▶ _Data for processing_:
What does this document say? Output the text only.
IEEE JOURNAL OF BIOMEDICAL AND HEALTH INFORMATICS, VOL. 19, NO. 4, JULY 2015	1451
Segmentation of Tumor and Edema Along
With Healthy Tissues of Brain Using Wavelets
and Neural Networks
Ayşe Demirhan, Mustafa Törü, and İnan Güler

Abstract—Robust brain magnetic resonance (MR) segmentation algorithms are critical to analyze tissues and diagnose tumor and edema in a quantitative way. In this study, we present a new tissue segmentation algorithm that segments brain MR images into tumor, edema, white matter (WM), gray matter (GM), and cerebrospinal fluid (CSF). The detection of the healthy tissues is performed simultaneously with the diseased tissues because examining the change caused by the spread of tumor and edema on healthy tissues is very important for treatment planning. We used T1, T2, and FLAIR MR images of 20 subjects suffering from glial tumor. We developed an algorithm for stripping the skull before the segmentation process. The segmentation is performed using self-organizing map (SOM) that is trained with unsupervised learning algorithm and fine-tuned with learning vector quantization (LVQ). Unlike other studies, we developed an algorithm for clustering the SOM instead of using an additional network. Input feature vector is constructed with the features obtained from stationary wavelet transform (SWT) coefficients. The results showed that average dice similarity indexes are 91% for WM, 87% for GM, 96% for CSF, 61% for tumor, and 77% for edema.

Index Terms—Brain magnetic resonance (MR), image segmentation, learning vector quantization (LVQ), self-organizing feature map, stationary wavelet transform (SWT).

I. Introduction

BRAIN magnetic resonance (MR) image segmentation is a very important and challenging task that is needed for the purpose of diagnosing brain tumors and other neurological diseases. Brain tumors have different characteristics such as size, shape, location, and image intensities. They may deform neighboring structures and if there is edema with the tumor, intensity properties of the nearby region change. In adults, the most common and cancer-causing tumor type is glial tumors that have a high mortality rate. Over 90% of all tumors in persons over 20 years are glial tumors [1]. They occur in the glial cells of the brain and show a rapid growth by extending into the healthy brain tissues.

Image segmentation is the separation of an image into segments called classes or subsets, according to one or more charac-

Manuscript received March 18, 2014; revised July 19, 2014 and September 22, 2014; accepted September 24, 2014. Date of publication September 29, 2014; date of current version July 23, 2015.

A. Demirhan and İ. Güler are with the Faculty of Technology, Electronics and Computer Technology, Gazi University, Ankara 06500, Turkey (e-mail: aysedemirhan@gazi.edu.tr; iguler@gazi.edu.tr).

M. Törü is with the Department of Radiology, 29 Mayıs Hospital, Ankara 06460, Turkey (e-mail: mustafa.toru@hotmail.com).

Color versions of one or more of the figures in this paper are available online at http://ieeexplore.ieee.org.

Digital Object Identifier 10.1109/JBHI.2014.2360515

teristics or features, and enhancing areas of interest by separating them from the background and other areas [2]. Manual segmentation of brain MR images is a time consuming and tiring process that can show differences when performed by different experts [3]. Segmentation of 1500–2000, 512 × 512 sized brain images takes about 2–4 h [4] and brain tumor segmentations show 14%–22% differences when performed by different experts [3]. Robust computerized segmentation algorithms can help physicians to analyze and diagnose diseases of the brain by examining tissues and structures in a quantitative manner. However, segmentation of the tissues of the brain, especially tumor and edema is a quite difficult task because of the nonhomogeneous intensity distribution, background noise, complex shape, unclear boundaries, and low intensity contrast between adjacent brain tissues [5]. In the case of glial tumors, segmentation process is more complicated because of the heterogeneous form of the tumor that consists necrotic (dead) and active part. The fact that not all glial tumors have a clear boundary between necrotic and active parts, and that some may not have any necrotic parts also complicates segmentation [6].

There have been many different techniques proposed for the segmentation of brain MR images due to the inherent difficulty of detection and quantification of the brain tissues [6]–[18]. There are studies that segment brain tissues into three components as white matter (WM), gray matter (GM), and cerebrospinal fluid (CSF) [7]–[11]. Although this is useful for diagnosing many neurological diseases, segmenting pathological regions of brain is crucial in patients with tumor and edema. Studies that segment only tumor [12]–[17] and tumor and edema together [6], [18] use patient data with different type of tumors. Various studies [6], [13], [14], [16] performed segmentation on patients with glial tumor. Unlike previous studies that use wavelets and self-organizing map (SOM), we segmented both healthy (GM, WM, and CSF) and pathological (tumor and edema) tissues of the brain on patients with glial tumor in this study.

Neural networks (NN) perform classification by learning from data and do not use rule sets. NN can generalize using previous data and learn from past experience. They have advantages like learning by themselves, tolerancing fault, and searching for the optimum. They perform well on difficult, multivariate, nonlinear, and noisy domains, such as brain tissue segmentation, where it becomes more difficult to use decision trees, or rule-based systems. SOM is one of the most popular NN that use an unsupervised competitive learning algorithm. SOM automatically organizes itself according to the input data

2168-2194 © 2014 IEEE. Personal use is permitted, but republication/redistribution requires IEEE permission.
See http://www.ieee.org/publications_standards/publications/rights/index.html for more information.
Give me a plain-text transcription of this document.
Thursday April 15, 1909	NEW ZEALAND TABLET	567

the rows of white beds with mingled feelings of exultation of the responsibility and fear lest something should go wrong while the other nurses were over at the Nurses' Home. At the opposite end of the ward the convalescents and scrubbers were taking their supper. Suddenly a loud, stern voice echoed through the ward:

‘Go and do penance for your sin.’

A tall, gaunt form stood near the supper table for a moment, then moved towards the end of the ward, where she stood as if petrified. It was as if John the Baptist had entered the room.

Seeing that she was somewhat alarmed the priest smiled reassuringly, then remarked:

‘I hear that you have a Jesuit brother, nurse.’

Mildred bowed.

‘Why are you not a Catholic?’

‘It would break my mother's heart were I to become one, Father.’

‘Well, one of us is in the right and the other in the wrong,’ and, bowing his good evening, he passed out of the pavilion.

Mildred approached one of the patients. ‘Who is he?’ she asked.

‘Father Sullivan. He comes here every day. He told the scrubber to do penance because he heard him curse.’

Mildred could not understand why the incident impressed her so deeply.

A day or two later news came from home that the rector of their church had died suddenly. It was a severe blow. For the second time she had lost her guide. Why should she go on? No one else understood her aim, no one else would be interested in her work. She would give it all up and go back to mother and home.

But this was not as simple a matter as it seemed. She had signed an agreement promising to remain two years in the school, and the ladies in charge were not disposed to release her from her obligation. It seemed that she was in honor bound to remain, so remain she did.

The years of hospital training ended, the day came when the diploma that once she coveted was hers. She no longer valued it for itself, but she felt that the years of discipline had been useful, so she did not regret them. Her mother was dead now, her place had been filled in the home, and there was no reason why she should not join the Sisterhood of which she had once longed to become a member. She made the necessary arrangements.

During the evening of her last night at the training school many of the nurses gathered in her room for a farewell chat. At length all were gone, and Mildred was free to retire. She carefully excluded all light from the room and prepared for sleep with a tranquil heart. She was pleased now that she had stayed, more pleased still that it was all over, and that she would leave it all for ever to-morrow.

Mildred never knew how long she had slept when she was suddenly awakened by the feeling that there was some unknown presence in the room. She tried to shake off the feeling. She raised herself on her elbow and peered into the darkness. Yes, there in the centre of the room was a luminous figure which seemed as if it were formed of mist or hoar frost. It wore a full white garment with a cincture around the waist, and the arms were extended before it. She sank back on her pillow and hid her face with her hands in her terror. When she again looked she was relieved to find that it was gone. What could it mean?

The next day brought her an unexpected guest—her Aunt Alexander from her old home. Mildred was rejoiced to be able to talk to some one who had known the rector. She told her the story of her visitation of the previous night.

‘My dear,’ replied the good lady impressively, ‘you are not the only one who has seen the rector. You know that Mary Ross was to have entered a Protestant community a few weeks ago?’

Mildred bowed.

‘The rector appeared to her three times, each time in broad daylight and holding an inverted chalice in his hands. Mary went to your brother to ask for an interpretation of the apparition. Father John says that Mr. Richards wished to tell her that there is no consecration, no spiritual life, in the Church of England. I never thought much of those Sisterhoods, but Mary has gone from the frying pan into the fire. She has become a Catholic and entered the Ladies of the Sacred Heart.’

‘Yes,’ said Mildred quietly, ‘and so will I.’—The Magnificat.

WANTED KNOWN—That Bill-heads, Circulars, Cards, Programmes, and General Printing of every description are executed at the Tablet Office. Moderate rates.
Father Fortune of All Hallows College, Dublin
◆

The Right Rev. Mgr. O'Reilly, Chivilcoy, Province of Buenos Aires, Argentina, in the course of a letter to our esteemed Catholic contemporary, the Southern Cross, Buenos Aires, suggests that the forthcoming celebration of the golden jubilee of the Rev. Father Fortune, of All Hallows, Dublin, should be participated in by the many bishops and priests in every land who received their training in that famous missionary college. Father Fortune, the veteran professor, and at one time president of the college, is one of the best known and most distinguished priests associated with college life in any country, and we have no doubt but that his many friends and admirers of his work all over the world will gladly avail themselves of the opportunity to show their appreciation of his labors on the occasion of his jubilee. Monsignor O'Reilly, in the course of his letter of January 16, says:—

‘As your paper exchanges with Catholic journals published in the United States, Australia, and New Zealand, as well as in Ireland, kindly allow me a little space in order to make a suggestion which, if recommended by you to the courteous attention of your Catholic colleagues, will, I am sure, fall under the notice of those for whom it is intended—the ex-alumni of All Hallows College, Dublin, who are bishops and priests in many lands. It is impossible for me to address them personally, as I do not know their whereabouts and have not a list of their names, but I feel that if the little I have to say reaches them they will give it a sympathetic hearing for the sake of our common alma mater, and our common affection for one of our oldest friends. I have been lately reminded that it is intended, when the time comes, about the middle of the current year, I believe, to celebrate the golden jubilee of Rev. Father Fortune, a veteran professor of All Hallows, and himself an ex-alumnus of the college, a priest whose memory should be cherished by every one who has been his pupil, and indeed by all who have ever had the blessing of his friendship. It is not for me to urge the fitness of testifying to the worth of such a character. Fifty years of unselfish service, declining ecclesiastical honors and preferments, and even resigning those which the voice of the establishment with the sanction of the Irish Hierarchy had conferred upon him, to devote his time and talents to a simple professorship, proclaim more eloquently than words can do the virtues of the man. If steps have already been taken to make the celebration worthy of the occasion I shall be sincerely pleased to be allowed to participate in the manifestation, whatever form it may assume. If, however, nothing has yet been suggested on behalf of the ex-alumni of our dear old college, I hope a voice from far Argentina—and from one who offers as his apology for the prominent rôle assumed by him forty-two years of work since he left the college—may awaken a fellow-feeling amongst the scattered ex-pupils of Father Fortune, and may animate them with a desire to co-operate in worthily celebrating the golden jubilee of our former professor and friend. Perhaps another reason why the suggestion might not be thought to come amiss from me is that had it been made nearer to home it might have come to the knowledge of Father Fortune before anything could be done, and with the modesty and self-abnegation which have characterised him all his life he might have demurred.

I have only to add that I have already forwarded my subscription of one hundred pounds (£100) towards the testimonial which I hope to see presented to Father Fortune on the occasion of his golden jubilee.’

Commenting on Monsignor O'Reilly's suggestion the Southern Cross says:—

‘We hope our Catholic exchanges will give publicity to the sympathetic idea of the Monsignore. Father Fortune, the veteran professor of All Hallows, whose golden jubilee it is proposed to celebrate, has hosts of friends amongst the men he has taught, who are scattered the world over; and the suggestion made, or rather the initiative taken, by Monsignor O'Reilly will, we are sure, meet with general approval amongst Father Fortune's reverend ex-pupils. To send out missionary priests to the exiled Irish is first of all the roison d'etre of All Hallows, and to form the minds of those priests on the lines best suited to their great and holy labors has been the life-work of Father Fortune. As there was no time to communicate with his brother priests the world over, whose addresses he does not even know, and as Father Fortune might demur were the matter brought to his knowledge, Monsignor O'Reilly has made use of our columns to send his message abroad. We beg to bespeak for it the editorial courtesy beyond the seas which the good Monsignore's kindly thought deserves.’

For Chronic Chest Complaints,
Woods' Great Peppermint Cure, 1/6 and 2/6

▶ _Exercise requirements_:
Set aside each line above that includes the string "Ankara" and report it.

▶ _Result_:
A. Demirhan and İ. Güler are with the Faculty of Technology, Electronics and Computer Technology, Gazi University, Ankara 06500, Turkey (e-mail: aysedemirhan@gazi.edu.tr; iguler@gazi.edu.tr).
M. Törü is with the Department of Radiology, 29 Mayıs Hospital, Ankara 06460, Turkey (e-mail: mustafa.toru@hotmail.com).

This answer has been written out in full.